#### Objective
Copy every line from the one that holds "Decode this image" to the end of the records below, exactly and with nothing else, but without any pictures.
■ ■ ■
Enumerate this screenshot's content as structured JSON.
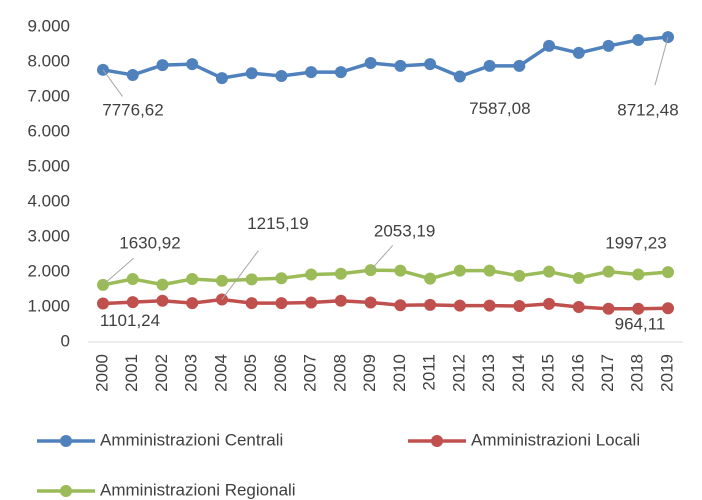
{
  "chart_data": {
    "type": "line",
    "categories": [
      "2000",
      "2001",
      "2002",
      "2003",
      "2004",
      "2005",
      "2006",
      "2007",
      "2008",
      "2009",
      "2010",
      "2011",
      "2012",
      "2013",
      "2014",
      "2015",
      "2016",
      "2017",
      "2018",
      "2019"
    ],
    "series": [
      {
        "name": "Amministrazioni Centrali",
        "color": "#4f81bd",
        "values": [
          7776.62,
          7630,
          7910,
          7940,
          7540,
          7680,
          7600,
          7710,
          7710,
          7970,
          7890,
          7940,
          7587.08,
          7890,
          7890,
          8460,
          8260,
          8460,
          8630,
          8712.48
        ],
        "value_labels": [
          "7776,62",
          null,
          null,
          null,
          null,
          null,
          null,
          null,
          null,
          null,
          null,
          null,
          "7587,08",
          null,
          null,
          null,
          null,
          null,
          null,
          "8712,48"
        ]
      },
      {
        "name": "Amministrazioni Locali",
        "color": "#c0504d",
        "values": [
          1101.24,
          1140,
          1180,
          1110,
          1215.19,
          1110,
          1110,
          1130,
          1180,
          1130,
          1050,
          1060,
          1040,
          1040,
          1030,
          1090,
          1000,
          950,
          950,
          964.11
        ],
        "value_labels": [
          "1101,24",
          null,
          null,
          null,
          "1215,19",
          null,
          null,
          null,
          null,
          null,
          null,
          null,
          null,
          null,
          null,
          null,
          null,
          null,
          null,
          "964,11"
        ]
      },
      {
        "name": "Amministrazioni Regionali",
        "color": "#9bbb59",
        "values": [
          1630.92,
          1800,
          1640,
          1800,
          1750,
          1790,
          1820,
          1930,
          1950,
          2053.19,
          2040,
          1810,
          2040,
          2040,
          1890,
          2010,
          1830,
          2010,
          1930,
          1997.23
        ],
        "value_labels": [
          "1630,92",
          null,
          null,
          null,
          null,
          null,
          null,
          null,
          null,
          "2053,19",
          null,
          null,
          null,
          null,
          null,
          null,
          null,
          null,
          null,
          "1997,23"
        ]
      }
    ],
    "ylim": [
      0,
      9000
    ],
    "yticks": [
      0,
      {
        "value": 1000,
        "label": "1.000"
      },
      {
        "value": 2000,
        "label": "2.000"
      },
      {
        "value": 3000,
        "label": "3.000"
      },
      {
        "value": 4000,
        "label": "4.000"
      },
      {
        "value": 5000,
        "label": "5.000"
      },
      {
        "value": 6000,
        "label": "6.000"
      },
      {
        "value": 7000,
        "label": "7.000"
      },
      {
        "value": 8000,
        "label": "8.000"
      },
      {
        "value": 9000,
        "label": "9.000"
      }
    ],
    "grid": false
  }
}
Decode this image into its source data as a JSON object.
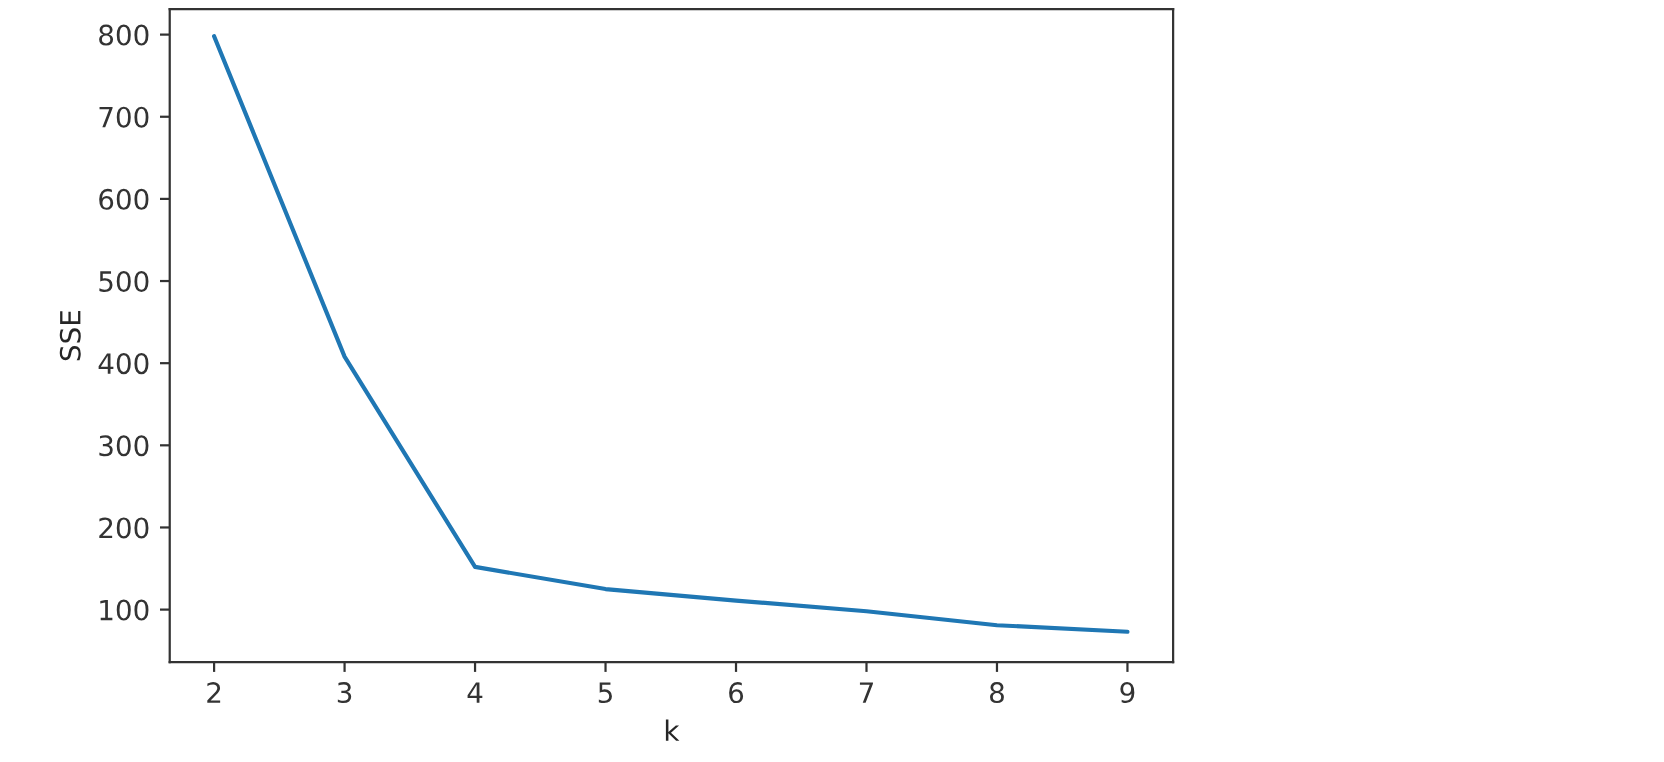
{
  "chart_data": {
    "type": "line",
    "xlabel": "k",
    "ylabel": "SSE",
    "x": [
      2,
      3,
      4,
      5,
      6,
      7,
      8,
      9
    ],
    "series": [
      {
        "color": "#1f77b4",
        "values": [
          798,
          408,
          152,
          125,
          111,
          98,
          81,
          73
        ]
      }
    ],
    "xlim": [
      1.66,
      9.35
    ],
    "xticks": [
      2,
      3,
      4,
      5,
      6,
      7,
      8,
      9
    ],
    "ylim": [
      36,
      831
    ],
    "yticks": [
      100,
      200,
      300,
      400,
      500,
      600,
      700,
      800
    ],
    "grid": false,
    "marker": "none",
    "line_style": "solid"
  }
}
■ ■ ■
#### Answer in full
Decode this image into its source data as a JSON object.
{
  "chart_data": {
    "type": "line",
    "xlabel": "k",
    "ylabel": "SSE",
    "x": [
      2,
      3,
      4,
      5,
      6,
      7,
      8,
      9
    ],
    "series": [
      {
        "color": "#1f77b4",
        "values": [
          798,
          408,
          152,
          125,
          111,
          98,
          81,
          73
        ]
      }
    ],
    "xlim": [
      1.66,
      9.35
    ],
    "xticks": [
      2,
      3,
      4,
      5,
      6,
      7,
      8,
      9
    ],
    "ylim": [
      36,
      831
    ],
    "yticks": [
      100,
      200,
      300,
      400,
      500,
      600,
      700,
      800
    ],
    "grid": false,
    "marker": "none",
    "line_style": "solid"
  }
}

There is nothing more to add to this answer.